**RECORDS**
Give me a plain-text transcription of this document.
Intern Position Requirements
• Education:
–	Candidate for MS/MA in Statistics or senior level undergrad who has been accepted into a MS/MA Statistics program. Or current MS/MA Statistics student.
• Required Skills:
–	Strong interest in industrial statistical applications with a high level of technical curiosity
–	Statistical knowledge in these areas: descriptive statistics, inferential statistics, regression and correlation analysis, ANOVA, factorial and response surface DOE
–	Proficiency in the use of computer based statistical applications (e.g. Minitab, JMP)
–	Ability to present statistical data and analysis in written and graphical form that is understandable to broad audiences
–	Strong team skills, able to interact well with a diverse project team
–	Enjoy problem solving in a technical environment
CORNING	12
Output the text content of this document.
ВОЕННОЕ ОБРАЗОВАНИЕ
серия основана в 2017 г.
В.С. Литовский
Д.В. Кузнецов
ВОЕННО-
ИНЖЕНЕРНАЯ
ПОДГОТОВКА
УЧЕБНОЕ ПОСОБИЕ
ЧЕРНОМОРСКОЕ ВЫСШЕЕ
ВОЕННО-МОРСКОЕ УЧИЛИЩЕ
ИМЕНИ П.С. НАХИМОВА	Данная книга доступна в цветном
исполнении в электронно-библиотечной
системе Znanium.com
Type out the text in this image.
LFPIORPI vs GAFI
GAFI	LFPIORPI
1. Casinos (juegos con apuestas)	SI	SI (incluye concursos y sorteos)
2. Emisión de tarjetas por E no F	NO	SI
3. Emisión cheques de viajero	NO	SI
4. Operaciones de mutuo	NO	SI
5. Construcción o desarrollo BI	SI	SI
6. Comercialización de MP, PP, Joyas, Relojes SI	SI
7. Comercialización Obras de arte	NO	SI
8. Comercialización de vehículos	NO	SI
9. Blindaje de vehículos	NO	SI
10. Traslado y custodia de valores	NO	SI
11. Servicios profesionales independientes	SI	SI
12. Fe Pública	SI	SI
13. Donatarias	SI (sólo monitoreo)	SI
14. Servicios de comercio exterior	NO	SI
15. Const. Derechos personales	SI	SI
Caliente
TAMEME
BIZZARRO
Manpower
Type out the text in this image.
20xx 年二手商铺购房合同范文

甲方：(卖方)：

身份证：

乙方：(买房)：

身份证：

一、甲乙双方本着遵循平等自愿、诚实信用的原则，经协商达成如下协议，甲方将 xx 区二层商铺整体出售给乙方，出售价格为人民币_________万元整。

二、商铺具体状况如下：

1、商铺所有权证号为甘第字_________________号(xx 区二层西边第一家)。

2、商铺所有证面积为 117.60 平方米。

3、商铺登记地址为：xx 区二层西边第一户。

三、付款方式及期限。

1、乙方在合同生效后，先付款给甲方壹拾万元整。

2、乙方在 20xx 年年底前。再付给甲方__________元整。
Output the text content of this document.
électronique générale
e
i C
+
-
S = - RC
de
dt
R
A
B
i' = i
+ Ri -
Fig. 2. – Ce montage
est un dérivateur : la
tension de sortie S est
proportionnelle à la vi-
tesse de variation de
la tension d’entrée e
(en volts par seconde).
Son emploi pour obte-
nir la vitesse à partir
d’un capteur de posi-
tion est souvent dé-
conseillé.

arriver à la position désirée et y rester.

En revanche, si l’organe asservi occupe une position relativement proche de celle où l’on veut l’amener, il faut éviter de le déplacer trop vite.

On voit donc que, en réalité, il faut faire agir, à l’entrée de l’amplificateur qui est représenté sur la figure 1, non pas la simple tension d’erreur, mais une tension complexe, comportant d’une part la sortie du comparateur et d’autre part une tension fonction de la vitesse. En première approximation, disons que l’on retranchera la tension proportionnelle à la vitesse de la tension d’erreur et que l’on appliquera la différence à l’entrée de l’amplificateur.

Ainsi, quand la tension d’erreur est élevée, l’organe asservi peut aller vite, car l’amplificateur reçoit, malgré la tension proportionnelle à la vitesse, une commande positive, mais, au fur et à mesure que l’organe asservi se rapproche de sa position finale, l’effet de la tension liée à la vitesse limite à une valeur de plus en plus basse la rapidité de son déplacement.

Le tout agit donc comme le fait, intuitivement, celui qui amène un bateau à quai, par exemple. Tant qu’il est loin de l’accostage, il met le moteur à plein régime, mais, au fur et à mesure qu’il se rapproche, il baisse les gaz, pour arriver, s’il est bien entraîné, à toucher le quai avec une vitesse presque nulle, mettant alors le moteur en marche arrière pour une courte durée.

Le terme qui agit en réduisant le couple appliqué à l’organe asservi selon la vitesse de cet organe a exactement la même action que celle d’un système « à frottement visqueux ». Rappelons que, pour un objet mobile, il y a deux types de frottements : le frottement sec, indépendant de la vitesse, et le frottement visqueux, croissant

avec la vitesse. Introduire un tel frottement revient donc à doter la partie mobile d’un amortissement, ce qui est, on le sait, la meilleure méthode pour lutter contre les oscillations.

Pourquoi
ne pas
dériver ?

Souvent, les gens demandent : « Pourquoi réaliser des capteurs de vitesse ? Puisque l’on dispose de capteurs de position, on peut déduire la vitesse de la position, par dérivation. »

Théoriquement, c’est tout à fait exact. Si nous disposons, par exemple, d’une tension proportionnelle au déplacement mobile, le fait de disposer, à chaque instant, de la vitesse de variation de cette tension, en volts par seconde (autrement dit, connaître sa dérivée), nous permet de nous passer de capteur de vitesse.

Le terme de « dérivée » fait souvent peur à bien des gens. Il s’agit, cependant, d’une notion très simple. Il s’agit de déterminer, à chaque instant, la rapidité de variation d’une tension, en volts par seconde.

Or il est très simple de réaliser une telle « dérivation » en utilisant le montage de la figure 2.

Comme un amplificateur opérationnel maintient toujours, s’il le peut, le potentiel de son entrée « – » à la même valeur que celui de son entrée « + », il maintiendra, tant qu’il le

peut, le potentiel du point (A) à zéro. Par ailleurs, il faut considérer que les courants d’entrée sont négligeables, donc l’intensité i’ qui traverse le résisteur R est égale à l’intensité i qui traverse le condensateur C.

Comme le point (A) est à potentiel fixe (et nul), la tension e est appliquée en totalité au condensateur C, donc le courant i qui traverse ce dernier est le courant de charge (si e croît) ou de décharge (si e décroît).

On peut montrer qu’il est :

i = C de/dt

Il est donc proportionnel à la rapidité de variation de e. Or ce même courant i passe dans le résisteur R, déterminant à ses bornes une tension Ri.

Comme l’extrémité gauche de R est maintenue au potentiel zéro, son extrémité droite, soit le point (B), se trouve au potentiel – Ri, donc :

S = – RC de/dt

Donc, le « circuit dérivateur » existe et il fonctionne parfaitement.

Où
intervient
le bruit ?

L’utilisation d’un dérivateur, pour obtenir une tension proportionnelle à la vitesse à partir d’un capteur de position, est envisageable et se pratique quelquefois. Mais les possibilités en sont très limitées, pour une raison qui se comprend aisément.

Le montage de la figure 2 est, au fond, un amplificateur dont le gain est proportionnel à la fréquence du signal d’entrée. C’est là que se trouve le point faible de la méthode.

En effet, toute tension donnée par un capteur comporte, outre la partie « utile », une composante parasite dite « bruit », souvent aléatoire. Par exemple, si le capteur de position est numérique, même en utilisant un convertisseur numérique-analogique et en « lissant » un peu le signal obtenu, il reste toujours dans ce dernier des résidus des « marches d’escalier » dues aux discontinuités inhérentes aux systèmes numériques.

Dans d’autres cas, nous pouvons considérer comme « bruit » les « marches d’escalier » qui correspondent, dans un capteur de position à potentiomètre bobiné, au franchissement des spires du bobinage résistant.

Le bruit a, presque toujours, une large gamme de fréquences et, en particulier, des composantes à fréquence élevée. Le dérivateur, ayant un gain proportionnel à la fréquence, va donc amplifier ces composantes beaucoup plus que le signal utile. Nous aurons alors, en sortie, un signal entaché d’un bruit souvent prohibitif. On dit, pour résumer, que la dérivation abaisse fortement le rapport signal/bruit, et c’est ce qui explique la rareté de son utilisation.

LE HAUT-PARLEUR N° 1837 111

**WHAT THE EXERCISE ASKS**
Show every line that contains the word "escalier".

**SOLUTION**
En effet, toute tension donnée par un capteur comporte, outre la partie « utile », une composante parasite dite « bruit », souvent aléatoire. Par exemple, si le capteur de position est numérique, même en utilisant un convertisseur numérique-analogique et en « lissant » un peu le signal obtenu, il reste toujours dans ce dernier des résidus des « marches d’escalier » dues aux discontinuités inhérentes aux systèmes numériques.
Dans d’autres cas, nous pouvons considérer comme « bruit » les « marches d’escalier » qui correspondent, dans un capteur de position à potentiomètre bobiné, au franchissement des spires du bobinage résistant.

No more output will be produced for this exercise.